● AIM
Give a verbatim copy of the lines below, minus the pictures.

----------------

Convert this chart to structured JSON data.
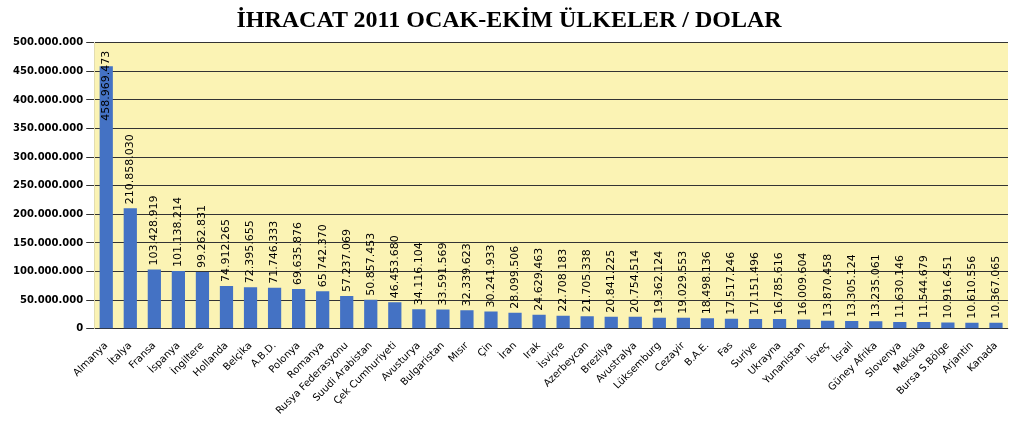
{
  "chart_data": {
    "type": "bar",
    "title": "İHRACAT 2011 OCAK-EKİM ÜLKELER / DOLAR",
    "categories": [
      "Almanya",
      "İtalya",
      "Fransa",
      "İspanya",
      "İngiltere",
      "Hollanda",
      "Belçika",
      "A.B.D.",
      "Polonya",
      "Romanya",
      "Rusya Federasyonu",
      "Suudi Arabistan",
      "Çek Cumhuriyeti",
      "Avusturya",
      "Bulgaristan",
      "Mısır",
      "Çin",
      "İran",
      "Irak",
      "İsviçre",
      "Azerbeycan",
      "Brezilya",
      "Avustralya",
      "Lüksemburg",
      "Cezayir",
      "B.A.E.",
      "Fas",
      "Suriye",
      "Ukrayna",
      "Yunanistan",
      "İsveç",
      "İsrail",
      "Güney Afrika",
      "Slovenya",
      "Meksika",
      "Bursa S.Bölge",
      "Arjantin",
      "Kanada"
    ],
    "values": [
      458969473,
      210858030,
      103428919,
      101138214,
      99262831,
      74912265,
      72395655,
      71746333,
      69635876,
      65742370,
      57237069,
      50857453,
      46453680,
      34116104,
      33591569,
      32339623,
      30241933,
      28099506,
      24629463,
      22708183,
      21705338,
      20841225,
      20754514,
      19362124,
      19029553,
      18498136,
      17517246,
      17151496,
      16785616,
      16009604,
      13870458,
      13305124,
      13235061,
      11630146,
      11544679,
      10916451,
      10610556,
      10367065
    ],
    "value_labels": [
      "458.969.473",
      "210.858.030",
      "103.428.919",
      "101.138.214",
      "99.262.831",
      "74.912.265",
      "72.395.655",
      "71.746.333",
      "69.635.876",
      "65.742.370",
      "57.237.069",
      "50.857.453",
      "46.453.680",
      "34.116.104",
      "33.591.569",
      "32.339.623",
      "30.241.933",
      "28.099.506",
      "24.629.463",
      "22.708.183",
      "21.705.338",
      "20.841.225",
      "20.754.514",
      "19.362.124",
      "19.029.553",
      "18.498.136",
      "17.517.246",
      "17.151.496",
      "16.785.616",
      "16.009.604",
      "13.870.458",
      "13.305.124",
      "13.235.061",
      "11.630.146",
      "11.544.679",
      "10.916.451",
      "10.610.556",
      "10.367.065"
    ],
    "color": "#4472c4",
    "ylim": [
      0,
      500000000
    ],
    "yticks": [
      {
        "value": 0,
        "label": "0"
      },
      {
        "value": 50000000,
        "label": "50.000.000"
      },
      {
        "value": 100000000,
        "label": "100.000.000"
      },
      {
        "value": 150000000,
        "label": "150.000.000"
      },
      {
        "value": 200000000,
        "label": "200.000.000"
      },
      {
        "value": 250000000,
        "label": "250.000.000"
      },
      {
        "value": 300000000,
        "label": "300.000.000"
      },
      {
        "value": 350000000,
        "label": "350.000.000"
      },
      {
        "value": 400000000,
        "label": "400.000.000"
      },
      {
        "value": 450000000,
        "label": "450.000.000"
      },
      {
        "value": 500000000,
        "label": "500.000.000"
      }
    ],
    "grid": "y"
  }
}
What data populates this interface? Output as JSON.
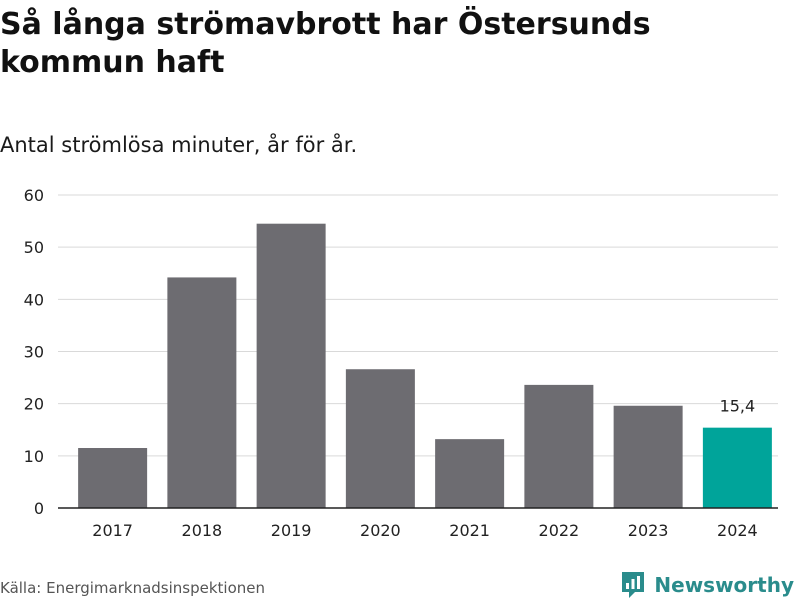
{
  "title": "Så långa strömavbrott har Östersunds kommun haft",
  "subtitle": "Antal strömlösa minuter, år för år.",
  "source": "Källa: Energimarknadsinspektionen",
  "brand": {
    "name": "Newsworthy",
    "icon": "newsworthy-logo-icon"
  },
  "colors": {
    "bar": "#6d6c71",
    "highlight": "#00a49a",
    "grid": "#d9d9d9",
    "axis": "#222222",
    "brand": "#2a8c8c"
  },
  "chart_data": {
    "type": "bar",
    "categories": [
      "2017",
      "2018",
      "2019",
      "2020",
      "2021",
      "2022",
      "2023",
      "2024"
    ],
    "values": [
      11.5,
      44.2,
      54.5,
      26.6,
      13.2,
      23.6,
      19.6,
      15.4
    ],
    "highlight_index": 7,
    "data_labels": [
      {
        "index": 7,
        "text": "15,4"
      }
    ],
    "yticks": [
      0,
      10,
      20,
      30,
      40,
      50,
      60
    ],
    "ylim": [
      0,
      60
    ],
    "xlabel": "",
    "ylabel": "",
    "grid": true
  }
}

----------------

● IN RESPONSE
Convert this chart to structured JSON data.
{
  "chart_data": {
    "type": "bar",
    "title": "İHRACAT 2011 OCAK-EKİM ÜLKELER / DOLAR",
    "categories": [
      "Almanya",
      "İtalya",
      "Fransa",
      "İspanya",
      "İngiltere",
      "Hollanda",
      "Belçika",
      "A.B.D.",
      "Polonya",
      "Romanya",
      "Rusya Federasyonu",
      "Suudi Arabistan",
      "Çek Cumhuriyeti",
      "Avusturya",
      "Bulgaristan",
      "Mısır",
      "Çin",
      "İran",
      "Irak",
      "İsviçre",
      "Azerbeycan",
      "Brezilya",
      "Avustralya",
      "Lüksemburg",
      "Cezayir",
      "B.A.E.",
      "Fas",
      "Suriye",
      "Ukrayna",
      "Yunanistan",
      "İsveç",
      "İsrail",
      "Güney Afrika",
      "Slovenya",
      "Meksika",
      "Bursa S.Bölge",
      "Arjantin",
      "Kanada"
    ],
    "values": [
      458969473,
      210858030,
      103428919,
      101138214,
      99262831,
      74912265,
      72395655,
      71746333,
      69635876,
      65742370,
      57237069,
      50857453,
      46453680,
      34116104,
      33591569,
      32339623,
      30241933,
      28099506,
      24629463,
      22708183,
      21705338,
      20841225,
      20754514,
      19362124,
      19029553,
      18498136,
      17517246,
      17151496,
      16785616,
      16009604,
      13870458,
      13305124,
      13235061,
      11630146,
      11544679,
      10916451,
      10610556,
      10367065
    ],
    "value_labels": [
      "458.969.473",
      "210.858.030",
      "103.428.919",
      "101.138.214",
      "99.262.831",
      "74.912.265",
      "72.395.655",
      "71.746.333",
      "69.635.876",
      "65.742.370",
      "57.237.069",
      "50.857.453",
      "46.453.680",
      "34.116.104",
      "33.591.569",
      "32.339.623",
      "30.241.933",
      "28.099.506",
      "24.629.463",
      "22.708.183",
      "21.705.338",
      "20.841.225",
      "20.754.514",
      "19.362.124",
      "19.029.553",
      "18.498.136",
      "17.517.246",
      "17.151.496",
      "16.785.616",
      "16.009.604",
      "13.870.458",
      "13.305.124",
      "13.235.061",
      "11.630.146",
      "11.544.679",
      "10.916.451",
      "10.610.556",
      "10.367.065"
    ],
    "color": "#4472c4",
    "ylim": [
      0,
      500000000
    ],
    "yticks": [
      {
        "value": 0,
        "label": "0"
      },
      {
        "value": 50000000,
        "label": "50.000.000"
      },
      {
        "value": 100000000,
        "label": "100.000.000"
      },
      {
        "value": 150000000,
        "label": "150.000.000"
      },
      {
        "value": 200000000,
        "label": "200.000.000"
      },
      {
        "value": 250000000,
        "label": "250.000.000"
      },
      {
        "value": 300000000,
        "label": "300.000.000"
      },
      {
        "value": 350000000,
        "label": "350.000.000"
      },
      {
        "value": 400000000,
        "label": "400.000.000"
      },
      {
        "value": 450000000,
        "label": "450.000.000"
      },
      {
        "value": 500000000,
        "label": "500.000.000"
      }
    ],
    "grid": "y"
  }
}
What data populates this interface? Output as JSON.
{
  "title": "Så långa strömavbrott har Östersunds kommun haft",
  "subtitle": "Antal strömlösa minuter, år för år.",
  "source": "Källa: Energimarknadsinspektionen",
  "brand": {
    "name": "Newsworthy",
    "icon": "newsworthy-logo-icon"
  },
  "colors": {
    "bar": "#6d6c71",
    "highlight": "#00a49a",
    "grid": "#d9d9d9",
    "axis": "#222222",
    "brand": "#2a8c8c"
  },
  "chart_data": {
    "type": "bar",
    "categories": [
      "2017",
      "2018",
      "2019",
      "2020",
      "2021",
      "2022",
      "2023",
      "2024"
    ],
    "values": [
      11.5,
      44.2,
      54.5,
      26.6,
      13.2,
      23.6,
      19.6,
      15.4
    ],
    "highlight_index": 7,
    "data_labels": [
      {
        "index": 7,
        "text": "15,4"
      }
    ],
    "yticks": [
      0,
      10,
      20,
      30,
      40,
      50,
      60
    ],
    "ylim": [
      0,
      60
    ],
    "xlabel": "",
    "ylabel": "",
    "grid": true
  }
}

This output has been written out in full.